* _Exercise description_: Reproduce the entries below in full, word for word.

A run of records:
* Begin *

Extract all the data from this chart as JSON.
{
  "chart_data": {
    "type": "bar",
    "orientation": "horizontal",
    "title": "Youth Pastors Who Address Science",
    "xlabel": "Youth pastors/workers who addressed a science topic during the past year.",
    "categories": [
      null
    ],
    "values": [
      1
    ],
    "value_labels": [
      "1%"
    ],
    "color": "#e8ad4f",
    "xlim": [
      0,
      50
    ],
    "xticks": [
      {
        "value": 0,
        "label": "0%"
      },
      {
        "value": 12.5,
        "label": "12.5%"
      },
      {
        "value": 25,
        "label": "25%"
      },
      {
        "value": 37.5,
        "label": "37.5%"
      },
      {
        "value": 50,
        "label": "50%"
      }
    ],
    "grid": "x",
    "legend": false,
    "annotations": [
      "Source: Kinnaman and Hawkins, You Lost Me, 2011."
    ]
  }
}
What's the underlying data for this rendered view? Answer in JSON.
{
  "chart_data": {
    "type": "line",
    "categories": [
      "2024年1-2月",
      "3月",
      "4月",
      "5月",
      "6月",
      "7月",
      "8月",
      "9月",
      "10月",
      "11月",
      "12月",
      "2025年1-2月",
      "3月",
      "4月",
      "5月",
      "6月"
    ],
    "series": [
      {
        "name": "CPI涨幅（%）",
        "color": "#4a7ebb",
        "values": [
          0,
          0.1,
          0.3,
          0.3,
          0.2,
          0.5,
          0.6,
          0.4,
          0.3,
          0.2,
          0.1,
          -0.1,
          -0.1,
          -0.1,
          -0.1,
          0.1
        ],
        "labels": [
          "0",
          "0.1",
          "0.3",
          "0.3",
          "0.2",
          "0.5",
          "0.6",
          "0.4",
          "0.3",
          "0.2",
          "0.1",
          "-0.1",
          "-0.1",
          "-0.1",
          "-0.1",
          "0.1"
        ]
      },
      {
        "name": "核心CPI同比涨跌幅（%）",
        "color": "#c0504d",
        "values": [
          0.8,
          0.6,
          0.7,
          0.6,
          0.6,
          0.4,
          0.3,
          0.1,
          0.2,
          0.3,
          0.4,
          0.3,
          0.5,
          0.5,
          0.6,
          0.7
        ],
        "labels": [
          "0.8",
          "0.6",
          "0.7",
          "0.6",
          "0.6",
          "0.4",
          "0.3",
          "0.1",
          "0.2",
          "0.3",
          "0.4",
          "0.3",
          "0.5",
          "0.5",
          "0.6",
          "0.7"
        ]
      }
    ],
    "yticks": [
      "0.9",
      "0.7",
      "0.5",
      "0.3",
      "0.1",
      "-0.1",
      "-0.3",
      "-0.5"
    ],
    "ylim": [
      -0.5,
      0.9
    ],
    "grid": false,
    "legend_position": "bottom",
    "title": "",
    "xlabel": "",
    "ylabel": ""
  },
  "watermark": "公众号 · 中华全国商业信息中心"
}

* End *

* _Solution to the exercise_:
Extract all the data from this chart as JSON.
{
  "chart_data": {
    "type": "bar",
    "orientation": "horizontal",
    "title": "Youth Pastors Who Address Science",
    "xlabel": "Youth pastors/workers who addressed a science topic during the past year.",
    "categories": [
      null
    ],
    "values": [
      1
    ],
    "value_labels": [
      "1%"
    ],
    "color": "#e8ad4f",
    "xlim": [
      0,
      50
    ],
    "xticks": [
      {
        "value": 0,
        "label": "0%"
      },
      {
        "value": 12.5,
        "label": "12.5%"
      },
      {
        "value": 25,
        "label": "25%"
      },
      {
        "value": 37.5,
        "label": "37.5%"
      },
      {
        "value": 50,
        "label": "50%"
      }
    ],
    "grid": "x",
    "legend": false,
    "annotations": [
      "Source: Kinnaman and Hawkins, You Lost Me, 2011."
    ]
  }
}
What's the underlying data for this rendered view? Answer in JSON.
{
  "chart_data": {
    "type": "line",
    "categories": [
      "2024年1-2月",
      "3月",
      "4月",
      "5月",
      "6月",
      "7月",
      "8月",
      "9月",
      "10月",
      "11月",
      "12月",
      "2025年1-2月",
      "3月",
      "4月",
      "5月",
      "6月"
    ],
    "series": [
      {
        "name": "CPI涨幅（%）",
        "color": "#4a7ebb",
        "values": [
          0,
          0.1,
          0.3,
          0.3,
          0.2,
          0.5,
          0.6,
          0.4,
          0.3,
          0.2,
          0.1,
          -0.1,
          -0.1,
          -0.1,
          -0.1,
          0.1
        ],
        "labels": [
          "0",
          "0.1",
          "0.3",
          "0.3",
          "0.2",
          "0.5",
          "0.6",
          "0.4",
          "0.3",
          "0.2",
          "0.1",
          "-0.1",
          "-0.1",
          "-0.1",
          "-0.1",
          "0.1"
        ]
      },
      {
        "name": "核心CPI同比涨跌幅（%）",
        "color": "#c0504d",
        "values": [
          0.8,
          0.6,
          0.7,
          0.6,
          0.6,
          0.4,
          0.3,
          0.1,
          0.2,
          0.3,
          0.4,
          0.3,
          0.5,
          0.5,
          0.6,
          0.7
        ],
        "labels": [
          "0.8",
          "0.6",
          "0.7",
          "0.6",
          "0.6",
          "0.4",
          "0.3",
          "0.1",
          "0.2",
          "0.3",
          "0.4",
          "0.3",
          "0.5",
          "0.5",
          "0.6",
          "0.7"
        ]
      }
    ],
    "yticks": [
      "0.9",
      "0.7",
      "0.5",
      "0.3",
      "0.1",
      "-0.1",
      "-0.3",
      "-0.5"
    ],
    "ylim": [
      -0.5,
      0.9
    ],
    "grid": false,
    "legend_position": "bottom",
    "title": "",
    "xlabel": "",
    "ylabel": ""
  },
  "watermark": "公众号 · 中华全国商业信息中心"
}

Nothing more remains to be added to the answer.